EXERCISE GOAL: Give again, word for word, only the lines from the one containing "Output the text content of this document." through the final line.

LISTED RECORDS:

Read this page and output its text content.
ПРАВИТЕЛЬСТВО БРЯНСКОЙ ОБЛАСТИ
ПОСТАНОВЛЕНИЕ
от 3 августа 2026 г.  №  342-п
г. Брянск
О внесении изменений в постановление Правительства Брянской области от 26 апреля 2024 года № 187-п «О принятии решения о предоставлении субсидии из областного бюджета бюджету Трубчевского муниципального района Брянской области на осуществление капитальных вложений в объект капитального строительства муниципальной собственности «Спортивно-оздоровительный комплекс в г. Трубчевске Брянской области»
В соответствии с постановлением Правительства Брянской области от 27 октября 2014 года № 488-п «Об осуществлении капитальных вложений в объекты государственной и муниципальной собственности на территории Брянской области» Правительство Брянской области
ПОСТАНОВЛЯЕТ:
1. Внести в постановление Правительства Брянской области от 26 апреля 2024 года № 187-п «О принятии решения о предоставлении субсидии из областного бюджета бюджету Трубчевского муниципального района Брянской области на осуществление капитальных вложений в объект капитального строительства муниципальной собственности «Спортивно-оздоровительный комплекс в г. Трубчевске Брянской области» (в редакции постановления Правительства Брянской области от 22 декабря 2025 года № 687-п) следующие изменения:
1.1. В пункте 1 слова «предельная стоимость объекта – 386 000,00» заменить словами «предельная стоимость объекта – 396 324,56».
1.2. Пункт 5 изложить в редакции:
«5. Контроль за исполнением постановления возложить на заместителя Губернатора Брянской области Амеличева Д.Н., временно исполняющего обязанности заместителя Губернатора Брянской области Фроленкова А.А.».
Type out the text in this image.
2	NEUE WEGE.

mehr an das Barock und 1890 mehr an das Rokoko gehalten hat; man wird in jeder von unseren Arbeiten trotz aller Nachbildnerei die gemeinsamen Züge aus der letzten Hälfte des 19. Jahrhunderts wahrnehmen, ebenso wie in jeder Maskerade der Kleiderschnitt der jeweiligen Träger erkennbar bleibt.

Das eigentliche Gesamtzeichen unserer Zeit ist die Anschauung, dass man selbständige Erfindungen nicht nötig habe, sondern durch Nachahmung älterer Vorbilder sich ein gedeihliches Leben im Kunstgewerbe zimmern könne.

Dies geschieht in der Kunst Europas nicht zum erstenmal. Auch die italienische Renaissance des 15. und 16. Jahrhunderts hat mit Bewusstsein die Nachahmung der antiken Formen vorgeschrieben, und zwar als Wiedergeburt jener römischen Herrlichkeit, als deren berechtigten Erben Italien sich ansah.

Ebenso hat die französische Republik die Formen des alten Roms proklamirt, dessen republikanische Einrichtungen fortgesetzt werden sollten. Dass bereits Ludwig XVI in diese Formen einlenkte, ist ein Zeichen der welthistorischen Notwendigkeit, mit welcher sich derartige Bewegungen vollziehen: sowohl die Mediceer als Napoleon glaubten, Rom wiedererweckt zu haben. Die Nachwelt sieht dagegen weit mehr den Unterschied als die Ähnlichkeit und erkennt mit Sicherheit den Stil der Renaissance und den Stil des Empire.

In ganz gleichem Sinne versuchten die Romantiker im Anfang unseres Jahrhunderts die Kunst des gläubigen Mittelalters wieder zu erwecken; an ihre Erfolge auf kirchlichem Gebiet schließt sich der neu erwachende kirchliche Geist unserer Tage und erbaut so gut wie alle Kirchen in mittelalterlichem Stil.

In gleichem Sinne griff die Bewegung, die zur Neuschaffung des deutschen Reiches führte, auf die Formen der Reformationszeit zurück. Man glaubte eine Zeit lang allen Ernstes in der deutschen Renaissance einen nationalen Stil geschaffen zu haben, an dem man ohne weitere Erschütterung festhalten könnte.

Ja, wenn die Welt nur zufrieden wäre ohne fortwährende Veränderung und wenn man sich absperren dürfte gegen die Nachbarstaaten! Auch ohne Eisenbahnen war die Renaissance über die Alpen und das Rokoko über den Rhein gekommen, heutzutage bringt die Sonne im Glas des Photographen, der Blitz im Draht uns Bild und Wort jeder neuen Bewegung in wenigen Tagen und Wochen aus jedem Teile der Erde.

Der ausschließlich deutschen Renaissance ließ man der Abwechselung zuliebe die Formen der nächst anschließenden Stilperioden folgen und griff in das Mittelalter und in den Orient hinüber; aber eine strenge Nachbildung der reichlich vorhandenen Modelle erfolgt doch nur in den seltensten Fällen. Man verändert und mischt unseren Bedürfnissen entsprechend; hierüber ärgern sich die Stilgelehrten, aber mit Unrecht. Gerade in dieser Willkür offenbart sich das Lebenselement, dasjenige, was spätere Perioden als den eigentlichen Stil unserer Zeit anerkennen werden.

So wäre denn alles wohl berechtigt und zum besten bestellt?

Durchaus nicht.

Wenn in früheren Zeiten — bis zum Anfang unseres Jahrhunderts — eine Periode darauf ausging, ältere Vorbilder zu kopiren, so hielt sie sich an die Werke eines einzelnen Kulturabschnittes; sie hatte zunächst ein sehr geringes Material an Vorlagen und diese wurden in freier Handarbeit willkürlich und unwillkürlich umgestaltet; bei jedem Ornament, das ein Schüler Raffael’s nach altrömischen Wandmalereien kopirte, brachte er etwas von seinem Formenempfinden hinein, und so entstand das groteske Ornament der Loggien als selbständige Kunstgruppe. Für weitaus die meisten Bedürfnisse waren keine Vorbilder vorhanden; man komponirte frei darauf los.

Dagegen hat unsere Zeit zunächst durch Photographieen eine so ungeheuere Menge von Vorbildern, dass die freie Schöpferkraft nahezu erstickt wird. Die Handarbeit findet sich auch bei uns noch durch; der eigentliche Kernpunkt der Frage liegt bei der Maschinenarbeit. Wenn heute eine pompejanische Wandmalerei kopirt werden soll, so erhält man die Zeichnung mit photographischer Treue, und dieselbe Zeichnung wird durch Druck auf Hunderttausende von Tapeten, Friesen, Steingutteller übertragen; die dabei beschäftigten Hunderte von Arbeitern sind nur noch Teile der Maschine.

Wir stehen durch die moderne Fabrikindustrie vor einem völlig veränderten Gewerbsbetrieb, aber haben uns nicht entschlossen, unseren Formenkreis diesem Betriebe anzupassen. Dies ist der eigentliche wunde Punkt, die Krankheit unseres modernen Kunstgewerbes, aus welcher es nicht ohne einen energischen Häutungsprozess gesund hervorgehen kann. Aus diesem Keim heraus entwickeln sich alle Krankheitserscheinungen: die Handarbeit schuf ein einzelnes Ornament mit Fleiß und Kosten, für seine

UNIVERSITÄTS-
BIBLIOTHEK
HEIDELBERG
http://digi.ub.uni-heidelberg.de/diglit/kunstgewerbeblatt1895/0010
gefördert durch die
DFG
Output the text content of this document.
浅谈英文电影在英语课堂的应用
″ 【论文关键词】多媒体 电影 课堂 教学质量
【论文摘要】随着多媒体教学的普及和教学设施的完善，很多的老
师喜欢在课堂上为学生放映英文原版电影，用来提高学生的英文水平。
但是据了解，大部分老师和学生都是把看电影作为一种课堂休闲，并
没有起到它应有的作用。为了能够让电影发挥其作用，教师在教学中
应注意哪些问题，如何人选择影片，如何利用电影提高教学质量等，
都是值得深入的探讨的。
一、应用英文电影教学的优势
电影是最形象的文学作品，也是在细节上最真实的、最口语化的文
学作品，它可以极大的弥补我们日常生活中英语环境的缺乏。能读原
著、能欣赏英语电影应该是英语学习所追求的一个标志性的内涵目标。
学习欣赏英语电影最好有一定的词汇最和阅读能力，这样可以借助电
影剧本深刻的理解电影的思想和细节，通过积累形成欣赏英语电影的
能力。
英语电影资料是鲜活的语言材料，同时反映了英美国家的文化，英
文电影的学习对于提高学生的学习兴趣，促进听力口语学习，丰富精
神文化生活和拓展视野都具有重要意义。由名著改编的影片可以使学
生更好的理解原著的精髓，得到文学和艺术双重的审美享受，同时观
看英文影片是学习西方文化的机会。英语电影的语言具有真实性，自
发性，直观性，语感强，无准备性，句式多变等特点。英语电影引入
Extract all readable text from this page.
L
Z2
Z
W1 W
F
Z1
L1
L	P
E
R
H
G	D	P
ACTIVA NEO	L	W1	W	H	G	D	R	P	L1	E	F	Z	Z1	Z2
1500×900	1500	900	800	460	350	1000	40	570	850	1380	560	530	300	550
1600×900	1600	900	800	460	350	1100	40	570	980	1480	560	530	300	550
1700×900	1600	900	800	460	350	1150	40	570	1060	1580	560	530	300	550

FINISHED EXERCISE:
Output the text content of this document.
浅谈英文电影在英语课堂的应用
″ 【论文关键词】多媒体 电影 课堂 教学质量
【论文摘要】随着多媒体教学的普及和教学设施的完善，很多的老
师喜欢在课堂上为学生放映英文原版电影，用来提高学生的英文水平。
但是据了解，大部分老师和学生都是把看电影作为一种课堂休闲，并
没有起到它应有的作用。为了能够让电影发挥其作用，教师在教学中
应注意哪些问题，如何人选择影片，如何利用电影提高教学质量等，
都是值得深入的探讨的。
一、应用英文电影教学的优势
电影是最形象的文学作品，也是在细节上最真实的、最口语化的文
学作品，它可以极大的弥补我们日常生活中英语环境的缺乏。能读原
著、能欣赏英语电影应该是英语学习所追求的一个标志性的内涵目标。
学习欣赏英语电影最好有一定的词汇最和阅读能力，这样可以借助电
影剧本深刻的理解电影的思想和细节，通过积累形成欣赏英语电影的
能力。
英语电影资料是鲜活的语言材料，同时反映了英美国家的文化，英
文电影的学习对于提高学生的学习兴趣，促进听力口语学习，丰富精
神文化生活和拓展视野都具有重要意义。由名著改编的影片可以使学
生更好的理解原著的精髓，得到文学和艺术双重的审美享受，同时观
看英文影片是学习西方文化的机会。英语电影的语言具有真实性，自
发性，直观性，语感强，无准备性，句式多变等特点。英语电影引入
Extract all readable text from this page.
L
Z2
Z
W1 W
F
Z1
L1
L	P
E
R
H
G	D	P
ACTIVA NEO	L	W1	W	H	G	D	R	P	L1	E	F	Z	Z1	Z2
1500×900	1500	900	800	460	350	1000	40	570	850	1380	560	530	300	550
1600×900	1600	900	800	460	350	1100	40	570	980	1480	560	530	300	550
1700×900	1600	900	800	460	350	1150	40	570	1060	1580	560	530	300	550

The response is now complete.